» TO DO
Look for the line containing "Extract the structured" in the listing below. Retype that line and every subsequent line through the last one, and only those.

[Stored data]

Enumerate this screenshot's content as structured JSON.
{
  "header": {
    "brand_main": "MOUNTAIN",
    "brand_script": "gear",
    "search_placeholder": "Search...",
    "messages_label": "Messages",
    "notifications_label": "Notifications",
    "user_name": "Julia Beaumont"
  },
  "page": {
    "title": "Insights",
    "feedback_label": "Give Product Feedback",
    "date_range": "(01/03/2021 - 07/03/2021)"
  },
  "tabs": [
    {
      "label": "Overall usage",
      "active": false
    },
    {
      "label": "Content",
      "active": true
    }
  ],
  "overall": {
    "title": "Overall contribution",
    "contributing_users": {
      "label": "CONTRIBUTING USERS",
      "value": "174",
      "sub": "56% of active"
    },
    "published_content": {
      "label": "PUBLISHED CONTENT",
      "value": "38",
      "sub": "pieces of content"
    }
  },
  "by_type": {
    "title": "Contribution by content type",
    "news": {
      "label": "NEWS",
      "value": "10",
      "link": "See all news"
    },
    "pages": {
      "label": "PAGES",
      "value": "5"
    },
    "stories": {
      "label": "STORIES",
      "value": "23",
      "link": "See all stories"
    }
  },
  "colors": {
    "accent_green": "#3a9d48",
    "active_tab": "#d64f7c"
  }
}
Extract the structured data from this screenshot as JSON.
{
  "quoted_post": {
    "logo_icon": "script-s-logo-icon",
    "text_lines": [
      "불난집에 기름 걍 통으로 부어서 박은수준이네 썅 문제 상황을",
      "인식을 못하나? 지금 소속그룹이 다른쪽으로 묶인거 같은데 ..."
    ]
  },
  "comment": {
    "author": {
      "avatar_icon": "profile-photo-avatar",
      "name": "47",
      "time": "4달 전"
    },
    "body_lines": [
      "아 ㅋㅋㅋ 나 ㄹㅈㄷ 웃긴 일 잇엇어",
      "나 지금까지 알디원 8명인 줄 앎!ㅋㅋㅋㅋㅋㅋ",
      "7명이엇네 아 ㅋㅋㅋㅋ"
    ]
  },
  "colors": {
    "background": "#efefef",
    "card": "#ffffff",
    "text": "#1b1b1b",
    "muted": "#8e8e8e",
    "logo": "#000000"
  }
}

» RESPONSE
Extract the structured data from this screenshot as JSON.
{
  "quoted_post": {
    "logo_icon": "script-s-logo-icon",
    "text_lines": [
      "불난집에 기름 걍 통으로 부어서 박은수준이네 썅 문제 상황을",
      "인식을 못하나? 지금 소속그룹이 다른쪽으로 묶인거 같은데 ..."
    ]
  },
  "comment": {
    "author": {
      "avatar_icon": "profile-photo-avatar",
      "name": "47",
      "time": "4달 전"
    },
    "body_lines": [
      "아 ㅋㅋㅋ 나 ㄹㅈㄷ 웃긴 일 잇엇어",
      "나 지금까지 알디원 8명인 줄 앎!ㅋㅋㅋㅋㅋㅋ",
      "7명이엇네 아 ㅋㅋㅋㅋ"
    ]
  },
  "colors": {
    "background": "#efefef",
    "card": "#ffffff",
    "text": "#1b1b1b",
    "muted": "#8e8e8e",
    "logo": "#000000"
  }
}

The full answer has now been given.